THE PROBLEM: Extract each line of the records below that contains the word "большой".

--- start DATA FOR THE TASK ---

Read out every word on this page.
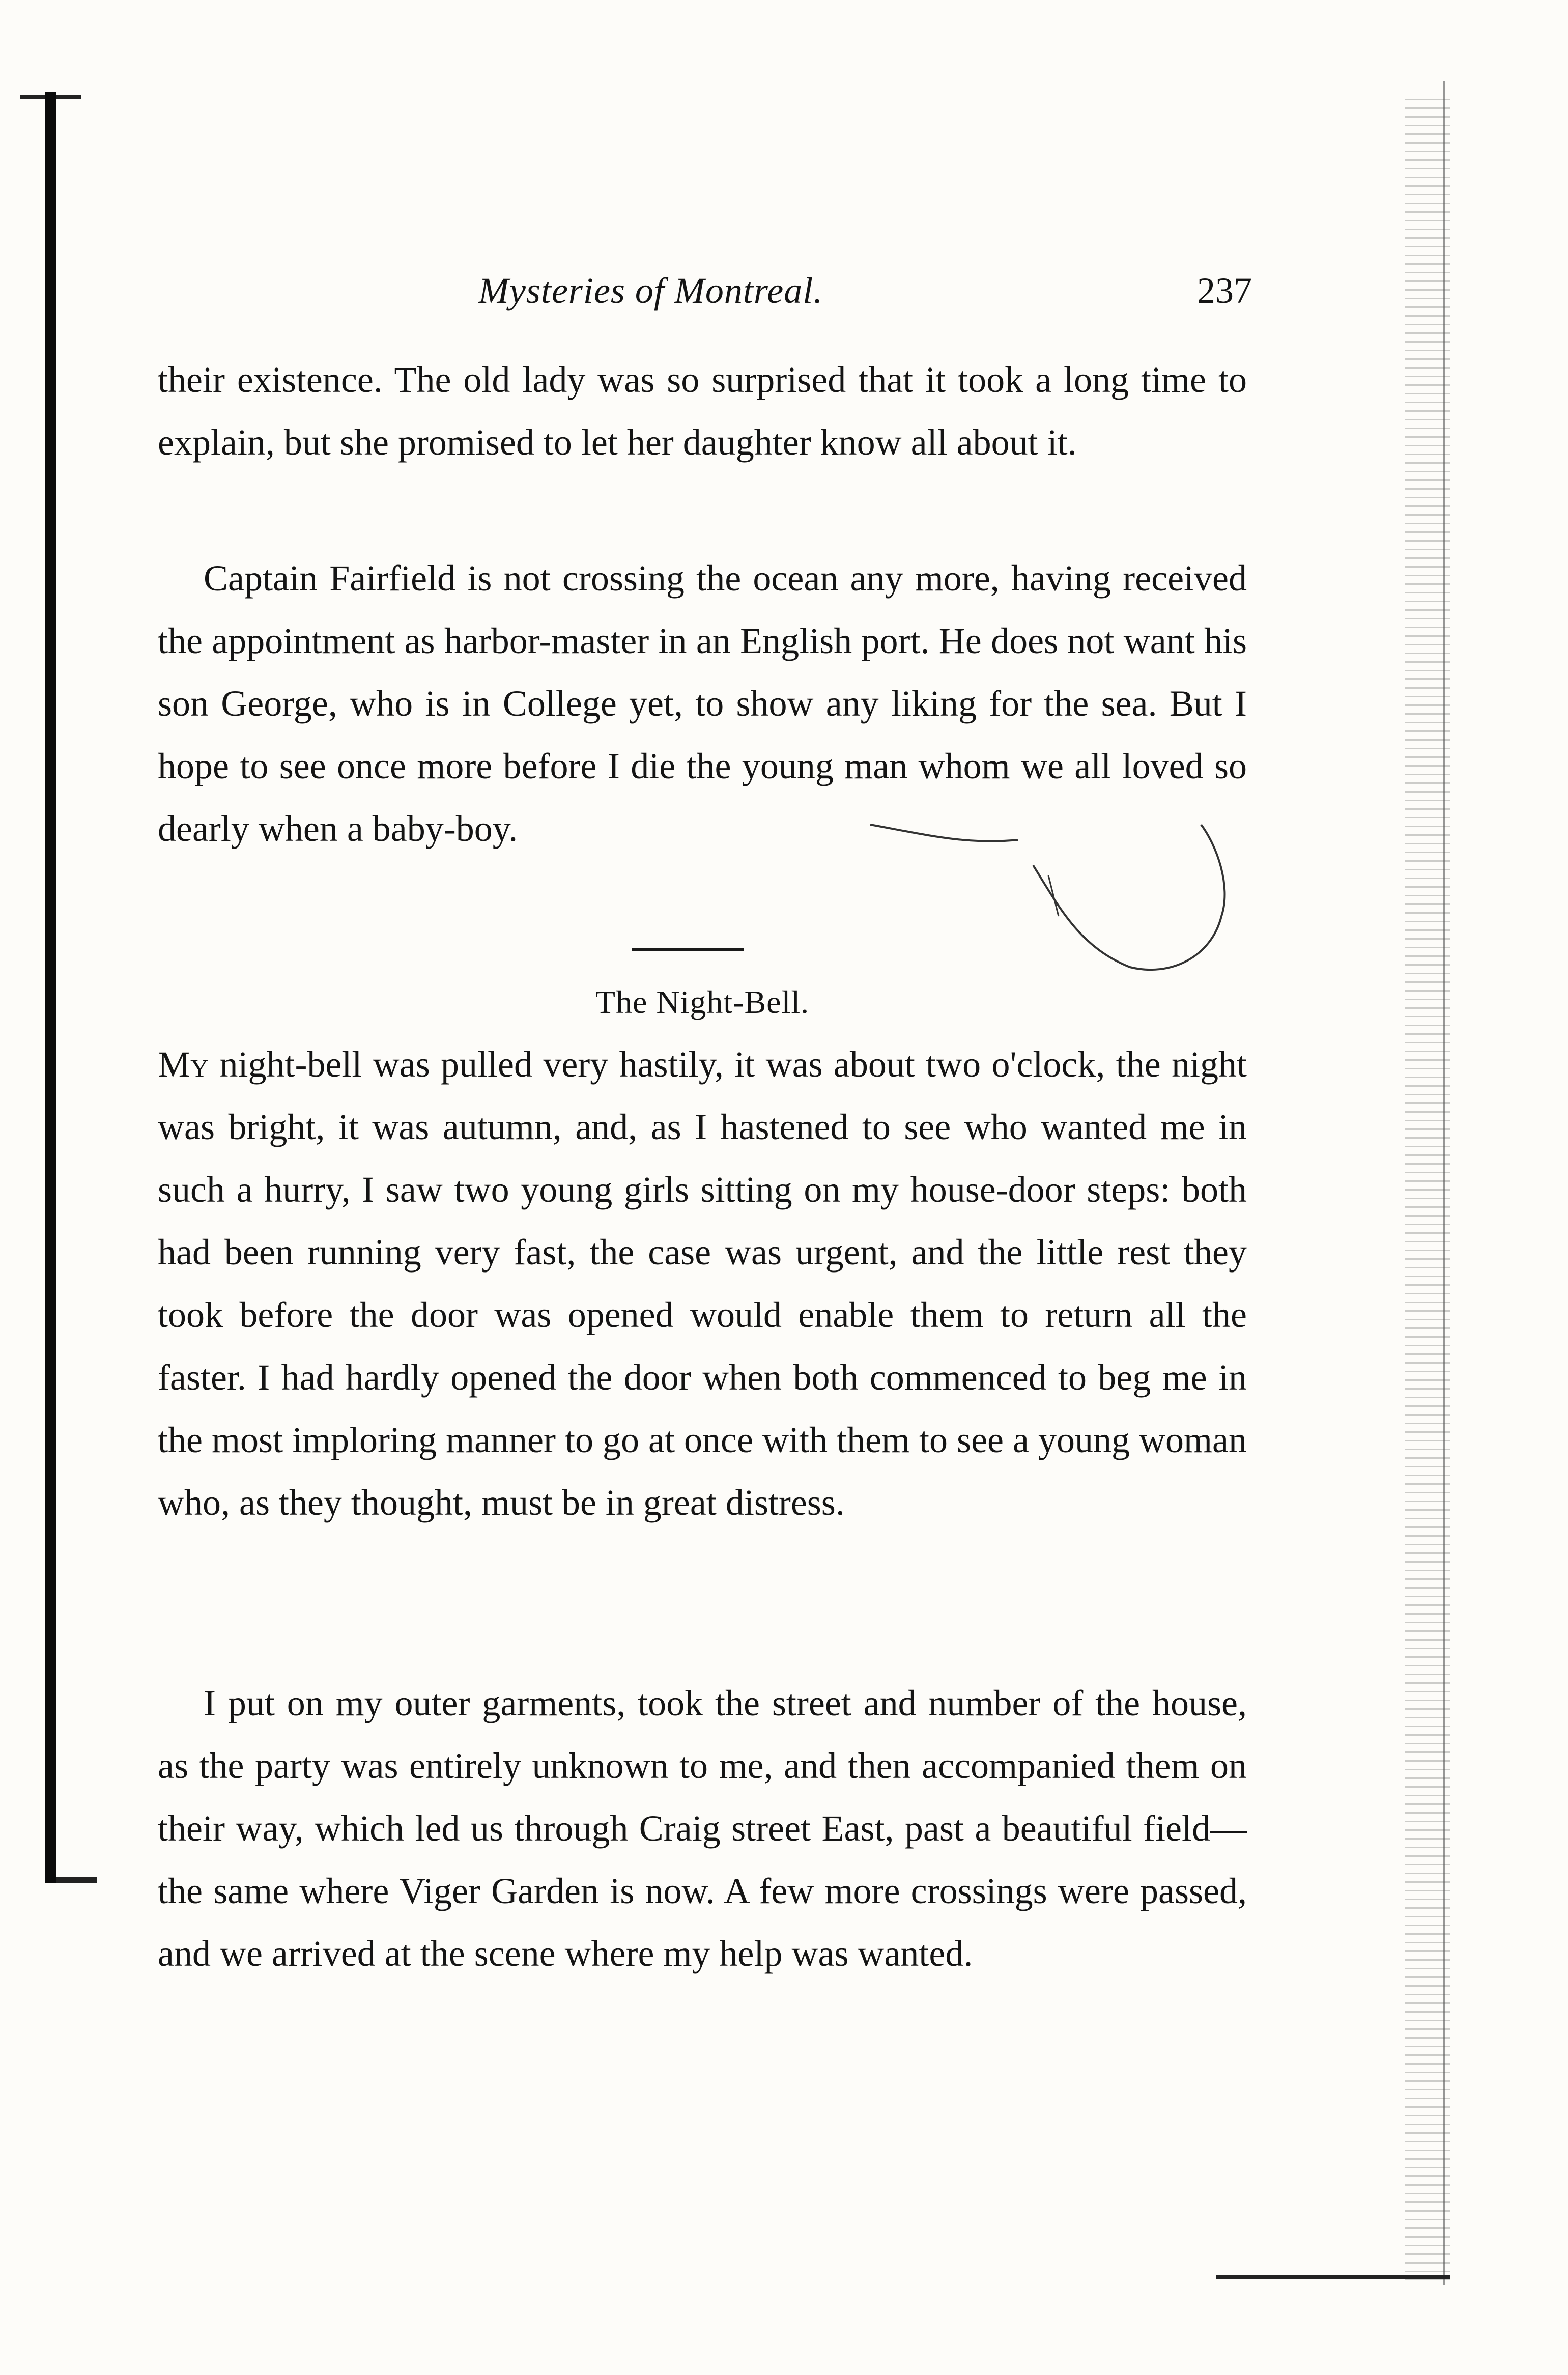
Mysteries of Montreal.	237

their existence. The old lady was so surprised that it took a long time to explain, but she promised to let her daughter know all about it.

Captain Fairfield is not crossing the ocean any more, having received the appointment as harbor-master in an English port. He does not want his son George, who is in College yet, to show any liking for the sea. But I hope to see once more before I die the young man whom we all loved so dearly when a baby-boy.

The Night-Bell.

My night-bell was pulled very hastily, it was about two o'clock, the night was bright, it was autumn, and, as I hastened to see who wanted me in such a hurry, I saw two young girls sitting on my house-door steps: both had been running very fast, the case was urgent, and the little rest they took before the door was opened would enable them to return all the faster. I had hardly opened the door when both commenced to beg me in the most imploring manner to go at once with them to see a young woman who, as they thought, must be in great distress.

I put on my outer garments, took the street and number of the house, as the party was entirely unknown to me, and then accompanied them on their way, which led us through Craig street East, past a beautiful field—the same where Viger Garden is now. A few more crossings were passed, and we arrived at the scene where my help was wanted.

--- end DATA FOR THE TASK ---
--- start DATA FOR THE TASK ---

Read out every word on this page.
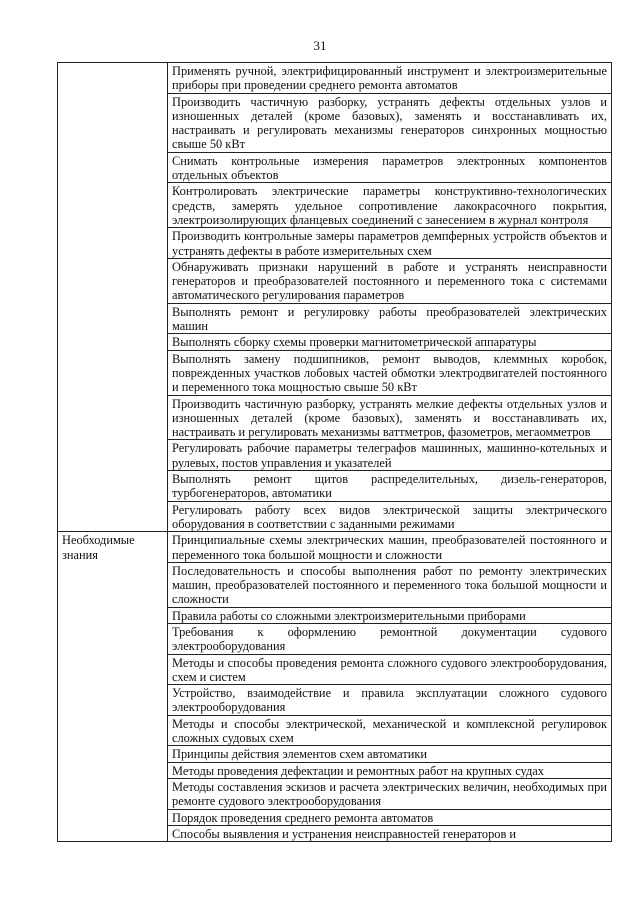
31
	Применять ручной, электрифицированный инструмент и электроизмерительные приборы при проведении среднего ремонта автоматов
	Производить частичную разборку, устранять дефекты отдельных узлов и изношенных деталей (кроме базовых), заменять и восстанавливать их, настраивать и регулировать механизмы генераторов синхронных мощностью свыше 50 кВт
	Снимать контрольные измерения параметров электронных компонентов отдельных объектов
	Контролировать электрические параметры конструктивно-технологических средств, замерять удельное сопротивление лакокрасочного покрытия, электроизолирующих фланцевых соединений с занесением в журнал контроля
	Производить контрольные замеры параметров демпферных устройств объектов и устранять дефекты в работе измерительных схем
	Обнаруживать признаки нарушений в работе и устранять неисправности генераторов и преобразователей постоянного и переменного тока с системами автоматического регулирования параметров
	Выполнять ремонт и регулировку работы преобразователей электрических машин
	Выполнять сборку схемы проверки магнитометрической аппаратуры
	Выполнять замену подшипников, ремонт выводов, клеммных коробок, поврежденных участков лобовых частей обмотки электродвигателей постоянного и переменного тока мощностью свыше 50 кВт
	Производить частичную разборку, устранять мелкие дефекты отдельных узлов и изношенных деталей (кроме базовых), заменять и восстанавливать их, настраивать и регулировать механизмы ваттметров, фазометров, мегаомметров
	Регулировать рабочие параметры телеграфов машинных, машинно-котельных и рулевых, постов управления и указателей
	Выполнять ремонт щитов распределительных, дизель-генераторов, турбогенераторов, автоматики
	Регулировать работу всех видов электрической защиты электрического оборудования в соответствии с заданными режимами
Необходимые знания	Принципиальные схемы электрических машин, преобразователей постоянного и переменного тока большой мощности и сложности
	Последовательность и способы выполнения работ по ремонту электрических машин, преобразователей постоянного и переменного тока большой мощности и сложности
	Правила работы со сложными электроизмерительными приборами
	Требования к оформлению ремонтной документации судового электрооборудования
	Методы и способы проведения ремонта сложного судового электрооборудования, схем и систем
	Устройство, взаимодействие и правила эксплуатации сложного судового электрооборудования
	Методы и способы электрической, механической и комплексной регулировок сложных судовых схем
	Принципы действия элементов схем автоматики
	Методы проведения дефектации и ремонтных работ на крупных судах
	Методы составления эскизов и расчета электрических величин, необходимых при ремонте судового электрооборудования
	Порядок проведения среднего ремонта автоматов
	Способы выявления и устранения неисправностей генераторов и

--- end DATA FOR THE TASK ---

SOLUTION TO THIS PROBLEM:
Необходимые знания	Принципиальные схемы электрических машин, преобразователей постоянного и переменного тока большой мощности и сложности
	Последовательность и способы выполнения работ по ремонту электрических машин, преобразователей постоянного и переменного тока большой мощности и сложности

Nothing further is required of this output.